WORK TO DO:
Make an exact transcription of the material, leaving out all images.

Saved entries:
begin

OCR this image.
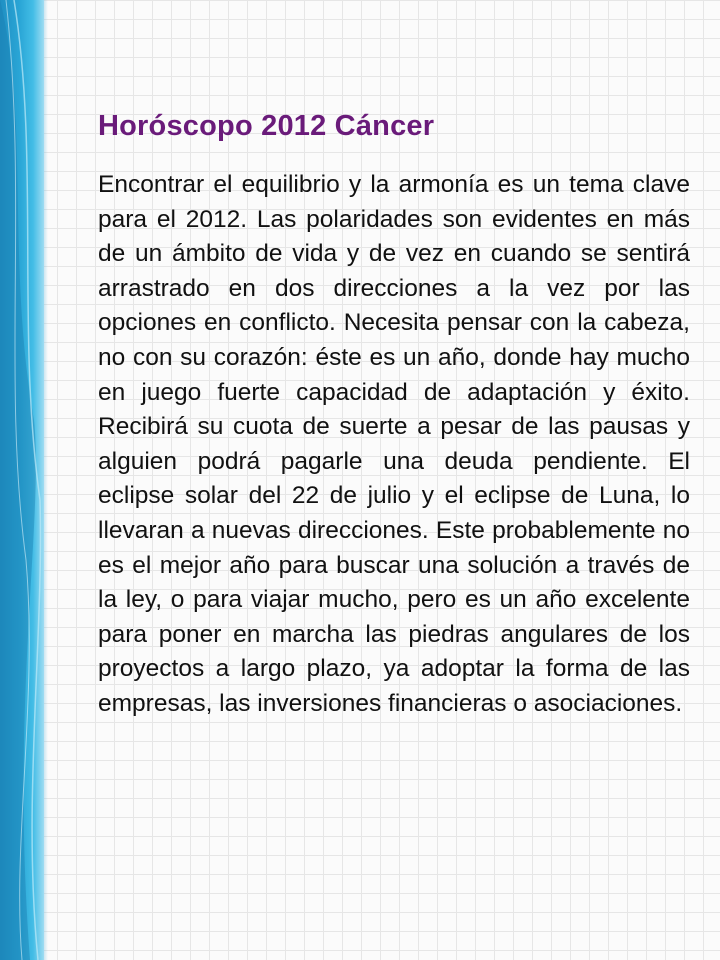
Horóscopo 2012 Cáncer

Encontrar el equilibrio y la armonía es un tema clave para el 2012. Las polaridades son evidentes en más de un ámbito de vida y de vez en cuando se sentirá arrastrado en dos direcciones a la vez por las opciones en conflicto. Necesita pensar con la cabeza, no con su corazón: éste es un año, donde hay mucho en juego fuerte capacidad de adaptación y éxito. Recibirá su cuota de suerte a pesar de las pausas y alguien podrá pagarle una deuda pendiente. El eclipse solar del 22 de julio y el eclipse de Luna, lo llevaran a nuevas direcciones. Este probablemente no es el mejor año para buscar una solución a través de la ley, o para viajar mucho, pero es un año excelente para poner en marcha las piedras angulares de los proyectos a largo plazo, ya adoptar la forma de las empresas, las inversiones financieras o asociaciones.
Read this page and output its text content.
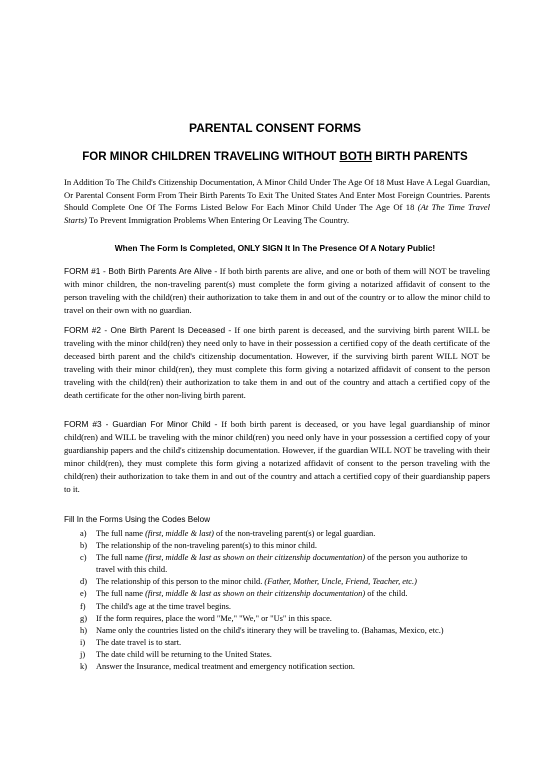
PARENTAL CONSENT FORMS
FOR MINOR CHILDREN TRAVELING WITHOUT BOTH BIRTH PARENTS
In Addition To The Child's Citizenship Documentation, A Minor Child Under The Age Of 18 Must Have A Legal Guardian, Or Parental Consent Form From Their Birth Parents To Exit The United States And Enter Most Foreign Countries. Parents Should Complete One Of The Forms Listed Below For Each Minor Child Under The Age Of 18 (At The Time Travel Starts) To Prevent Immigration Problems When Entering Or Leaving The Country.
When The Form Is Completed, ONLY SIGN It In The Presence Of A Notary Public!
FORM #1 - Both Birth Parents Are Alive - If both birth parents are alive, and one or both of them will NOT be traveling with minor children, the non-traveling parent(s) must complete the form giving a notarized affidavit of consent to the person traveling with the child(ren) their authorization to take them in and out of the country or to allow the minor child to travel on their own with no guardian.
FORM #2 - One Birth Parent Is Deceased - If one birth parent is deceased, and the surviving birth parent WILL be traveling with the minor child(ren) they need only to have in their possession a certified copy of the death certificate of the deceased birth parent and the child's citizenship documentation. However, if the surviving birth parent WILL NOT be traveling with their minor child(ren), they must complete this form giving a notarized affidavit of consent to the person traveling with the child(ren) their authorization to take them in and out of the country and attach a certified copy of the death certificate for the other non-living birth parent.
FORM #3 - Guardian For Minor Child - If both birth parent is deceased, or you have legal guardianship of minor child(ren) and WILL be traveling with the minor child(ren) you need only have in your possession a certified copy of your guardianship papers and the child's citizenship documentation. However, if the guardian WILL NOT be traveling with their minor child(ren), they must complete this form giving a notarized affidavit of consent to the person traveling with the child(ren) their authorization to take them in and out of the country and attach a certified copy of their guardianship papers to it.
Fill In the Forms Using the Codes Below
a) The full name (first, middle & last) of the non-traveling parent(s) or legal guardian.
b) The relationship of the non-traveling parent(s) to this minor child.
c) The full name (first, middle & last as shown on their citizenship documentation) of the person you authorize to travel with this child.
d) The relationship of this person to the minor child. (Father, Mother, Uncle, Friend, Teacher, etc.)
e) The full name (first, middle & last as shown on their citizenship documentation) of the child.
f) The child's age at the time travel begins.
g) If the form requires, place the word "Me," "We," or "Us" in this space.
h) Name only the countries listed on the child's itinerary they will be traveling to. (Bahamas, Mexico, etc.)
i) The date travel is to start.
j) The date child will be returning to the United States.
k) Answer the Insurance, medical treatment and emergency notification section.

end

FULL SOLUTION:
OCR this image.
Horóscopo 2012 Cáncer

Encontrar el equilibrio y la armonía es un tema clave para el 2012. Las polaridades son evidentes en más de un ámbito de vida y de vez en cuando se sentirá arrastrado en dos direcciones a la vez por las opciones en conflicto. Necesita pensar con la cabeza, no con su corazón: éste es un año, donde hay mucho en juego fuerte capacidad de adaptación y éxito. Recibirá su cuota de suerte a pesar de las pausas y alguien podrá pagarle una deuda pendiente. El eclipse solar del 22 de julio y el eclipse de Luna, lo llevaran a nuevas direcciones. Este probablemente no es el mejor año para buscar una solución a través de la ley, o para viajar mucho, pero es un año excelente para poner en marcha las piedras angulares de los proyectos a largo plazo, ya adoptar la forma de las empresas, las inversiones financieras o asociaciones.
Read this page and output its text content.
PARENTAL CONSENT FORMS
FOR MINOR CHILDREN TRAVELING WITHOUT BOTH BIRTH PARENTS
In Addition To The Child's Citizenship Documentation, A Minor Child Under The Age Of 18 Must Have A Legal Guardian, Or Parental Consent Form From Their Birth Parents To Exit The United States And Enter Most Foreign Countries. Parents Should Complete One Of The Forms Listed Below For Each Minor Child Under The Age Of 18 (At The Time Travel Starts) To Prevent Immigration Problems When Entering Or Leaving The Country.
When The Form Is Completed, ONLY SIGN It In The Presence Of A Notary Public!
FORM #1 - Both Birth Parents Are Alive - If both birth parents are alive, and one or both of them will NOT be traveling with minor children, the non-traveling parent(s) must complete the form giving a notarized affidavit of consent to the person traveling with the child(ren) their authorization to take them in and out of the country or to allow the minor child to travel on their own with no guardian.
FORM #2 - One Birth Parent Is Deceased - If one birth parent is deceased, and the surviving birth parent WILL be traveling with the minor child(ren) they need only to have in their possession a certified copy of the death certificate of the deceased birth parent and the child's citizenship documentation. However, if the surviving birth parent WILL NOT be traveling with their minor child(ren), they must complete this form giving a notarized affidavit of consent to the person traveling with the child(ren) their authorization to take them in and out of the country and attach a certified copy of the death certificate for the other non-living birth parent.
FORM #3 - Guardian For Minor Child - If both birth parent is deceased, or you have legal guardianship of minor child(ren) and WILL be traveling with the minor child(ren) you need only have in your possession a certified copy of your guardianship papers and the child's citizenship documentation. However, if the guardian WILL NOT be traveling with their minor child(ren), they must complete this form giving a notarized affidavit of consent to the person traveling with the child(ren) their authorization to take them in and out of the country and attach a certified copy of their guardianship papers to it.
Fill In the Forms Using the Codes Below
a) The full name (first, middle & last) of the non-traveling parent(s) or legal guardian.
b) The relationship of the non-traveling parent(s) to this minor child.
c) The full name (first, middle & last as shown on their citizenship documentation) of the person you authorize to travel with this child.
d) The relationship of this person to the minor child. (Father, Mother, Uncle, Friend, Teacher, etc.)
e) The full name (first, middle & last as shown on their citizenship documentation) of the child.
f) The child's age at the time travel begins.
g) If the form requires, place the word "Me," "We," or "Us" in this space.
h) Name only the countries listed on the child's itinerary they will be traveling to. (Bahamas, Mexico, etc.)
i) The date travel is to start.
j) The date child will be returning to the United States.
k) Answer the Insurance, medical treatment and emergency notification section.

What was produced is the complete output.